*** Source passage ***
Spielberg’s not the only filmmaker to ponder how people of faith might react to the revelation of otherworldly life: In the 1997 Robert Zemeckis film Contact, a fundamentalist suicide bomber with a hatred of scientists destroys Earth’s plans to communicate with a cosmic messenger.

But religious leaders here in reality tend to sound much more chill about aliens. The Vatican has acknowledged the possibility of life elsewhere in the universe and affirmed its consistency with Catholic theology. Jewish rabbis have contemplated ETs and reached the same conclusion, as have Muslim scholars who see textual evidence that life could exist out in the vastness of space. Buddhists believe that their sacred traditions anticipate that life on earth is part of a much grander cosmic community.

On the other hand, those are theologians, trained scholars. What would ordinary believers do if we found incontrovertible proof that we’re not alone? I posed the big question to Ted Peters, a distinguished research professor of systematic theology and ethics at the Graduate Theological Union in Berkeley and one of the leading scholars on religious attitudes toward the possibility of extraterrestrial life. 

“Will religions collapse if they have to share the universe with other intelligent creatures?” Peters told me. “My answer is pretty categorically no. Because if you ask religious people, that’s what they’re going to tell you.”

Peters conducted a landmark survey on the question in 2008. He asked more than 1,300 people of varying religions about how they would respond to the disclosure that extraterrestrial intelligent beings exist. When asked whether they would experience a crisis of faith, more than 80 percent across different faiths — Catholics, both mainline and evangelical Protestants, Jews, Muslims, Buddhists, even the non-religious — said they would not.

No matter their belief system, there was a consistent message. “The Word of God was written for us on Earth to reveal the creator,” said one evangelical Christian. “Why should we repudiate the idea that God may have created other civilizations to bring him glory the same way?”

Or as one follower of Islam put it: “Only arrogance and pride would make one think that Allah made this vast universe only for us to observe.”

When it comes to the big question Spielberg is posing with Disclosure Day, it seems many believers have already decided: Yes. Our god can be the god of a vast and populated universe. (Spielberg appears to have done his homework: A nun played by Elizabeth Marvel expresses the same sentiment almost word for word at one point in the film.)

There was one other finding, though, that struck me in Peters’s study. I asked him whether institutions might be more susceptible to disruption from disclosure than individual believers. And he noted that many respondents said that, while they themselves would not be rattled by the revelation of ETs, they worried their faith community’s leaders might be.
*** Listing ***
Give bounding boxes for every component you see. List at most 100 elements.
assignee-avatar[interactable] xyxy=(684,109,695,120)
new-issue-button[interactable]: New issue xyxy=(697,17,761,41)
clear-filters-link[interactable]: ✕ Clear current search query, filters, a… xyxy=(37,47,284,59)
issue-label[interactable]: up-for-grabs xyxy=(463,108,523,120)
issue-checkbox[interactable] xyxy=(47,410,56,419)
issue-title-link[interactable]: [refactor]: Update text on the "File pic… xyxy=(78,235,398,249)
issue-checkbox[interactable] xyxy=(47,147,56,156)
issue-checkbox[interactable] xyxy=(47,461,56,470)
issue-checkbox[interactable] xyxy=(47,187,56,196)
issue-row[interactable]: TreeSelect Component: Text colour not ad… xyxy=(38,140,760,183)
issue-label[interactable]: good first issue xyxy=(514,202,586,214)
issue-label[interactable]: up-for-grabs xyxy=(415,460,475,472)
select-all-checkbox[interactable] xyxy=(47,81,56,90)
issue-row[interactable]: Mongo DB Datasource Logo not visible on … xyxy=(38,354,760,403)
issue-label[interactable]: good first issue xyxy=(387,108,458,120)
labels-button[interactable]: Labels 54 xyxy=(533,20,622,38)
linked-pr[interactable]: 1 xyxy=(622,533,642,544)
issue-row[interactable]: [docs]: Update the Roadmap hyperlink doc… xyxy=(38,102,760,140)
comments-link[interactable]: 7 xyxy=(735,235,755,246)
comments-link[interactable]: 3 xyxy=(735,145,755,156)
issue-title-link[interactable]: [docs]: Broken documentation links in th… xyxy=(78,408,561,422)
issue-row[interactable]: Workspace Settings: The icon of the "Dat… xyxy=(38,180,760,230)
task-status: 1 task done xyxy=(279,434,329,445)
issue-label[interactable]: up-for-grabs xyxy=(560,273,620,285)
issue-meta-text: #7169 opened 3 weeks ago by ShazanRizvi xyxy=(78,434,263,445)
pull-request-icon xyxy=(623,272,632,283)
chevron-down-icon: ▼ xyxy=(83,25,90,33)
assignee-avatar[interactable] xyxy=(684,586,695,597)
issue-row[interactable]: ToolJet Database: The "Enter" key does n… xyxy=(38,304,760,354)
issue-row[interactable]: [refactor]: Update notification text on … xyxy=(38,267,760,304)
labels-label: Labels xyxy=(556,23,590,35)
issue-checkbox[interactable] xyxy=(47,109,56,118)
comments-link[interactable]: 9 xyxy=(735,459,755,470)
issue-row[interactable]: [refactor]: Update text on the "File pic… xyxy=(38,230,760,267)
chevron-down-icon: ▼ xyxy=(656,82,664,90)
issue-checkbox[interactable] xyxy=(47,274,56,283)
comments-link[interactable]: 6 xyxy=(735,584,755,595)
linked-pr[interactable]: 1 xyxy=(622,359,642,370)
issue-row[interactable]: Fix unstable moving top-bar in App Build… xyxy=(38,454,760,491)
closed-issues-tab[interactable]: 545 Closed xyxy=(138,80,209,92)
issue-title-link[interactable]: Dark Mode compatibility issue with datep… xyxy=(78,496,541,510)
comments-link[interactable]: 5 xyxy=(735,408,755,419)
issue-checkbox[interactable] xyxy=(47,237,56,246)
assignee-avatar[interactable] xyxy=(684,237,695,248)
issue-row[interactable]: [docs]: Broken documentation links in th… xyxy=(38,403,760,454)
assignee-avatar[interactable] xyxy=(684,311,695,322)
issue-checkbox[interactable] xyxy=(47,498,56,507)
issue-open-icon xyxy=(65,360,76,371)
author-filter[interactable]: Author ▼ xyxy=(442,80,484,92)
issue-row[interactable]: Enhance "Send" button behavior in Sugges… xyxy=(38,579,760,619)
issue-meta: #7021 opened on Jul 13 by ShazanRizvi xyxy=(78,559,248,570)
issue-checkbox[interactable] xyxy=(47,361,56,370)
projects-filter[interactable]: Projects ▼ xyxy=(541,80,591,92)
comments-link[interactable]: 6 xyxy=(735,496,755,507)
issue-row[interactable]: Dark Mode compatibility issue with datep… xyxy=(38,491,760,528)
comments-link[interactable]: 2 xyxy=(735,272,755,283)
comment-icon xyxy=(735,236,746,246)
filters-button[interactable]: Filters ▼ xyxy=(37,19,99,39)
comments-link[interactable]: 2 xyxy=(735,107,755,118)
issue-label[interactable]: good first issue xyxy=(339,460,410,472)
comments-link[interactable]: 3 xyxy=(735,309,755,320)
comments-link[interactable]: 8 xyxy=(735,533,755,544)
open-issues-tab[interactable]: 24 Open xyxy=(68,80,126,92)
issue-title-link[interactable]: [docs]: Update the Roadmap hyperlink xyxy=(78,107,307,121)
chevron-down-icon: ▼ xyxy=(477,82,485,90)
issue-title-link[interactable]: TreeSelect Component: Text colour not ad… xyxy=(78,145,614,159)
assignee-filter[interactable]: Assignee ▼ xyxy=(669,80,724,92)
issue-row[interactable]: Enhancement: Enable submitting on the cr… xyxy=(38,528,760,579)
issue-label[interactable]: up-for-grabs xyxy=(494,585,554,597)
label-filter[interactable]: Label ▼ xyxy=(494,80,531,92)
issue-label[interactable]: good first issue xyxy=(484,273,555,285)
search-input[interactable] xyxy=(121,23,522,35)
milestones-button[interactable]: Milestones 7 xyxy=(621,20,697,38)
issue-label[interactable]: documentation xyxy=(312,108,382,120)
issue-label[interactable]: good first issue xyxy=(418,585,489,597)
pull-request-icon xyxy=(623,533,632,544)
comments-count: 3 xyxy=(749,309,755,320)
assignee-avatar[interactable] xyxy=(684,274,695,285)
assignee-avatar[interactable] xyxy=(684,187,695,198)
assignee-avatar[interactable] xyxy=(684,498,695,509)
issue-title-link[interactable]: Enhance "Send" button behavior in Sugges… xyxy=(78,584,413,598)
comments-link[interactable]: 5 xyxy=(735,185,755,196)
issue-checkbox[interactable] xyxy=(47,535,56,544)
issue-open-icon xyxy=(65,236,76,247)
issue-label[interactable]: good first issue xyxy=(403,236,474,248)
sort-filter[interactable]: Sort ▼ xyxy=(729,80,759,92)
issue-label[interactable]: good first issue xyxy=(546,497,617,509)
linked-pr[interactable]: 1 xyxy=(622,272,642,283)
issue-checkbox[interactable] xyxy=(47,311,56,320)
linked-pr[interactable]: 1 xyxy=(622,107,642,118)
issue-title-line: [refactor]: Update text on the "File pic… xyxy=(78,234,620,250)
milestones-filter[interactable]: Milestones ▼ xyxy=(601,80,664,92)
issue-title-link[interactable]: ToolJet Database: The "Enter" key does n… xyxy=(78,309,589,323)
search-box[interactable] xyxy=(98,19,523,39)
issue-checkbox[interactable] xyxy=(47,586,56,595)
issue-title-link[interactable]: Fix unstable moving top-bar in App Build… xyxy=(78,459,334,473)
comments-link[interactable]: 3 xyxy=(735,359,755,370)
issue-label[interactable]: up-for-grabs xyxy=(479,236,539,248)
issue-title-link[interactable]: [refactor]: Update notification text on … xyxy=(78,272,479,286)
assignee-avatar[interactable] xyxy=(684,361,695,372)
***
▸ **What is expected**: Edit the passage on faith and extraterrestrial life from "No matter their" to "in the film.)", putting "conceit" in place of "arrogance".

▸ **Result**:
No matter their belief system, there was a consistent message. “The Word of God was written for us on Earth to reveal the creator,” said one evangelical Christian. “Why should we repudiate the idea that God may have created other civilizations to bring him glory the same way?”

Or as one follower of Islam put it: “Only conceit and pride would make one think that Allah made this vast universe only for us to observe.”

When it comes to the big question Spielberg is posing with Disclosure Day, it seems many believers have already decided: Yes. Our god can be the god of a vast and populated universe. (Spielberg appears to have done his homework: A nun played by Elizabeth Marvel expresses the same sentiment almost word for word at one point in the film.)